§ **Work item**
Exact copies of all the lines below are wanted, without a single picture.

§ **Data supplied**
--- START ---
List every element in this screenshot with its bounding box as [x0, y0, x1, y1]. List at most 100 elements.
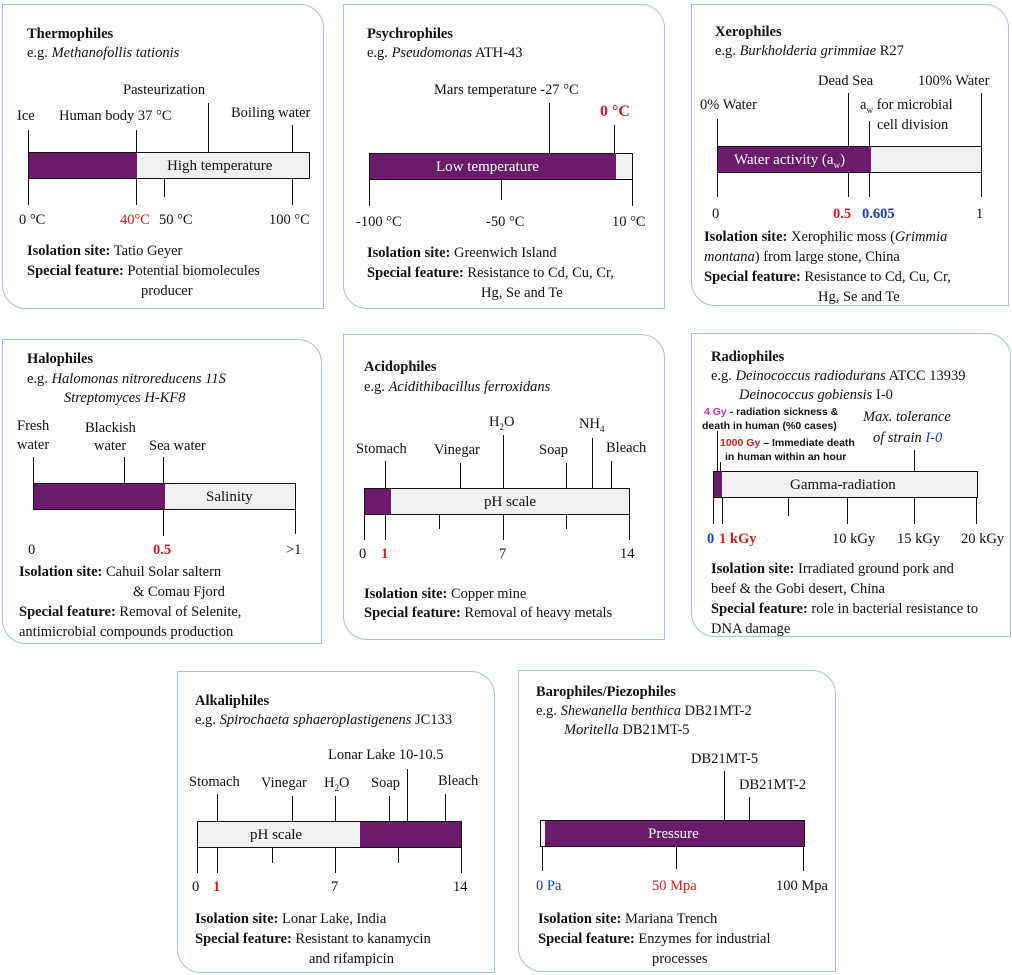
tick-100 [803, 847, 805, 871]
axis-0: 0 [28, 542, 36, 558]
marker-h2o [503, 435, 505, 488]
label-nh4: NH4 [579, 416, 605, 434]
example-species: e.g. Deinococcus radiodurans ATCC 13939 [711, 368, 966, 384]
label-stomach: Stomach [356, 441, 407, 457]
axis-0605: 0.605 [862, 206, 895, 222]
bar-label: Water activity (aw) [734, 152, 846, 170]
label-blackish: Blackish [85, 420, 136, 436]
label-ice: Ice [17, 108, 35, 124]
marker-h2o [335, 796, 337, 821]
axis-1: 1 [976, 206, 984, 222]
isolation-site: Isolation site: Greenwich Island [367, 245, 557, 261]
marker-100-water [981, 93, 983, 146]
isolation-site: Isolation site: Mariana Trench [538, 911, 718, 927]
axis-0pa: 0 Pa [536, 878, 562, 894]
special-feature-line2: and rifampicin [309, 951, 394, 967]
tick-10 [398, 848, 400, 863]
tick-0 [717, 173, 719, 197]
axis-40: 40°C [120, 212, 150, 228]
bar-fill [365, 489, 392, 514]
marker-db21mt5 [724, 771, 726, 820]
special-feature: Special feature: Potential biomolecules [27, 263, 260, 279]
marker-boiling-water [292, 125, 294, 152]
label-stomach: Stomach [189, 774, 240, 790]
card-title: Xerophiles [715, 24, 782, 40]
marker-stomach [217, 794, 219, 821]
tick-20kgy [976, 498, 978, 524]
example-species: e.g. Spirochaeta sphaeroplastigenens JC1… [195, 712, 453, 728]
radiophiles-card: Radiophiles e.g. Deinococcus radiodurans… [691, 333, 1011, 637]
axis-gt1: >1 [286, 542, 302, 558]
label-h2o: H2O [489, 414, 515, 432]
tick-14 [461, 848, 463, 873]
axis-10kgy: 10 kGy [832, 531, 876, 547]
temperature-bar: Low temperature [369, 153, 633, 180]
tick-5kgy [788, 498, 790, 516]
axis-minus50: -50 °C [486, 214, 525, 230]
special-feature: Special feature: Removal of Selenite, [19, 604, 242, 620]
label-aw: aw for microbial [860, 97, 953, 115]
special-feature-line2: producer [141, 283, 193, 299]
bar-fill [714, 472, 722, 497]
card-title: Alkaliphiles [195, 693, 270, 709]
marker-bleach [445, 794, 447, 821]
bar-label: High temperature [167, 158, 273, 174]
label-dead-sea: Dead Sea [818, 73, 874, 89]
marker-bleach [611, 461, 613, 488]
bar-label: pH scale [484, 494, 537, 510]
marker-nh4 [592, 438, 594, 488]
marker-blackish-water [124, 457, 126, 483]
axis-7: 7 [499, 546, 507, 562]
marker-pasteurization [208, 103, 210, 152]
example-species: e.g. Pseudomonas ATH-43 [367, 45, 523, 61]
bar-label: Salinity [206, 489, 253, 505]
label-blackish-water: water [94, 438, 127, 454]
axis-14: 14 [620, 546, 635, 562]
marker-ice [28, 130, 30, 152]
tick-minus50 [501, 180, 503, 200]
acidophiles-card: Acidophiles e.g. Acidithibacillus ferrox… [343, 334, 665, 640]
tick-0 [364, 515, 366, 540]
axis-10: 10 °C [612, 214, 646, 230]
bar-label: Pressure [648, 826, 699, 842]
axis-50: 50 °C [159, 212, 193, 228]
marker-mars [549, 103, 551, 153]
marker-vinegar [460, 463, 462, 488]
tick-0 [542, 847, 544, 871]
example-species: e.g. Burkholderia grimmiae R27 [715, 43, 904, 59]
axis-14: 14 [453, 879, 468, 895]
special-feature: Special feature: Resistant to kanamycin [195, 931, 431, 947]
special-feature-line2: antimicrobial compounds production [19, 624, 234, 640]
tick-1 [295, 510, 297, 534]
marker-sea-water [163, 457, 165, 483]
isolation-site: Isolation site: Lonar Lake, India [195, 911, 387, 927]
marker-dead-sea [848, 93, 850, 146]
axis-05: 0.5 [153, 542, 172, 558]
axis-15kgy: 15 kGy [897, 531, 941, 547]
example-species-2: Streptomyces H-KF8 [64, 390, 186, 406]
label-fresh-water: water [17, 437, 50, 453]
tick-7 [335, 848, 337, 873]
isolation-site: Isolation site: Copper mine [364, 586, 527, 602]
axis-1kgy: 1 kGy [719, 531, 757, 547]
note-1000gy: 1000 Gy – Immediate death [720, 437, 855, 449]
salinity-bar: Salinity [33, 483, 296, 510]
isolation-site: Isolation site: Tatio Geyer [27, 243, 183, 259]
tick-4 [272, 848, 274, 863]
axis-0: 0 [359, 546, 367, 562]
label-cell-division: cell division [877, 117, 949, 133]
axis-7: 7 [331, 879, 339, 895]
tick-0605 [869, 173, 871, 197]
halophiles-card: Halophiles e.g. Halomonas nitroreducens … [2, 339, 322, 644]
note-1000gy-line2: in human within an hour [725, 451, 847, 463]
tick-0 [197, 848, 199, 873]
tick-1kgy [722, 498, 724, 524]
axis-0: 0 [712, 206, 720, 222]
bar-fill [360, 822, 461, 847]
marker-stomach [385, 461, 387, 488]
psychrophiles-card: Psychrophiles e.g. Pseudomonas ATH-43 Ma… [343, 4, 665, 309]
axis-1: 1 [381, 546, 389, 562]
marker-max-tolerance [914, 450, 916, 471]
special-feature: Special feature: role in bacterial resis… [711, 601, 979, 617]
label-pasteurization: Pasteurization [123, 82, 206, 98]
--- END ---
§ **Answer to this problem**
List every element in this screenshot with its bounding box as [x0, y0, x1, y1]. List at most 100 elements.
tick-100 [803, 847, 805, 871]
axis-0: 0 [28, 542, 36, 558]
marker-h2o [503, 435, 505, 488]
label-nh4: NH4 [579, 416, 605, 434]
example-species: e.g. Deinococcus radiodurans ATCC 13939 [711, 368, 966, 384]
label-stomach: Stomach [356, 441, 407, 457]
axis-0605: 0.605 [862, 206, 895, 222]
bar-label: Water activity (aw) [734, 152, 846, 170]
label-blackish: Blackish [85, 420, 136, 436]
label-ice: Ice [17, 108, 35, 124]
marker-h2o [335, 796, 337, 821]
axis-1: 1 [976, 206, 984, 222]
isolation-site: Isolation site: Greenwich Island [367, 245, 557, 261]
marker-100-water [981, 93, 983, 146]
isolation-site: Isolation site: Mariana Trench [538, 911, 718, 927]
axis-0pa: 0 Pa [536, 878, 562, 894]
special-feature-line2: and rifampicin [309, 951, 394, 967]
tick-10 [398, 848, 400, 863]
tick-0 [717, 173, 719, 197]
axis-40: 40°C [120, 212, 150, 228]
bar-fill [365, 489, 392, 514]
marker-db21mt5 [724, 771, 726, 820]
special-feature: Special feature: Potential biomolecules [27, 263, 260, 279]
marker-boiling-water [292, 125, 294, 152]
label-stomach: Stomach [189, 774, 240, 790]
card-title: Xerophiles [715, 24, 782, 40]
marker-stomach [217, 794, 219, 821]
tick-20kgy [976, 498, 978, 524]
example-species: e.g. Spirochaeta sphaeroplastigenens JC1… [195, 712, 453, 728]
radiophiles-card: Radiophiles e.g. Deinococcus radiodurans… [691, 333, 1011, 637]
axis-gt1: >1 [286, 542, 302, 558]
label-h2o: H2O [489, 414, 515, 432]
tick-14 [461, 848, 463, 873]
axis-10kgy: 10 kGy [832, 531, 876, 547]
temperature-bar: Low temperature [369, 153, 633, 180]
tick-5kgy [788, 498, 790, 516]
axis-minus50: -50 °C [486, 214, 525, 230]
special-feature: Special feature: Removal of Selenite, [19, 604, 242, 620]
label-aw: aw for microbial [860, 97, 953, 115]
special-feature-line2: producer [141, 283, 193, 299]
bar-fill [714, 472, 722, 497]
card-title: Alkaliphiles [195, 693, 270, 709]
marker-bleach [445, 794, 447, 821]
bar-label: High temperature [167, 158, 273, 174]
label-dead-sea: Dead Sea [818, 73, 874, 89]
marker-bleach [611, 461, 613, 488]
bar-label: pH scale [484, 494, 537, 510]
marker-nh4 [592, 438, 594, 488]
marker-blackish-water [124, 457, 126, 483]
axis-7: 7 [499, 546, 507, 562]
marker-pasteurization [208, 103, 210, 152]
example-species: e.g. Pseudomonas ATH-43 [367, 45, 523, 61]
bar-label: Salinity [206, 489, 253, 505]
label-blackish-water: water [94, 438, 127, 454]
axis-14: 14 [620, 546, 635, 562]
marker-ice [28, 130, 30, 152]
tick-minus50 [501, 180, 503, 200]
acidophiles-card: Acidophiles e.g. Acidithibacillus ferrox… [343, 334, 665, 640]
tick-0 [364, 515, 366, 540]
axis-10: 10 °C [612, 214, 646, 230]
bar-label: Pressure [648, 826, 699, 842]
axis-50: 50 °C [159, 212, 193, 228]
marker-mars [549, 103, 551, 153]
marker-vinegar [460, 463, 462, 488]
tick-0 [542, 847, 544, 871]
example-species: e.g. Burkholderia grimmiae R27 [715, 43, 904, 59]
axis-14: 14 [453, 879, 468, 895]
special-feature: Special feature: Resistant to kanamycin [195, 931, 431, 947]
special-feature-line2: antimicrobial compounds production [19, 624, 234, 640]
tick-1 [295, 510, 297, 534]
marker-sea-water [163, 457, 165, 483]
isolation-site: Isolation site: Lonar Lake, India [195, 911, 387, 927]
marker-dead-sea [848, 93, 850, 146]
axis-05: 0.5 [153, 542, 172, 558]
axis-15kgy: 15 kGy [897, 531, 941, 547]
example-species-2: Streptomyces H-KF8 [64, 390, 186, 406]
label-fresh-water: water [17, 437, 50, 453]
tick-7 [335, 848, 337, 873]
isolation-site: Isolation site: Copper mine [364, 586, 527, 602]
axis-1kgy: 1 kGy [719, 531, 757, 547]
note-1000gy: 1000 Gy – Immediate death [720, 437, 855, 449]
salinity-bar: Salinity [33, 483, 296, 510]
isolation-site: Isolation site: Tatio Geyer [27, 243, 183, 259]
tick-4 [272, 848, 274, 863]
axis-0: 0 [359, 546, 367, 562]
label-cell-division: cell division [877, 117, 949, 133]
axis-7: 7 [331, 879, 339, 895]
tick-0605 [869, 173, 871, 197]
halophiles-card: Halophiles e.g. Halomonas nitroreducens … [2, 339, 322, 644]
note-1000gy-line2: in human within an hour [725, 451, 847, 463]
tick-0 [197, 848, 199, 873]
tick-1kgy [722, 498, 724, 524]
axis-0: 0 [712, 206, 720, 222]
bar-fill [360, 822, 461, 847]
marker-stomach [385, 461, 387, 488]
psychrophiles-card: Psychrophiles e.g. Pseudomonas ATH-43 Ma… [343, 4, 665, 309]
axis-1: 1 [381, 546, 389, 562]
marker-max-tolerance [914, 450, 916, 471]
special-feature: Special feature: role in bacterial resis… [711, 601, 979, 617]
label-pasteurization: Pasteurization [123, 82, 206, 98]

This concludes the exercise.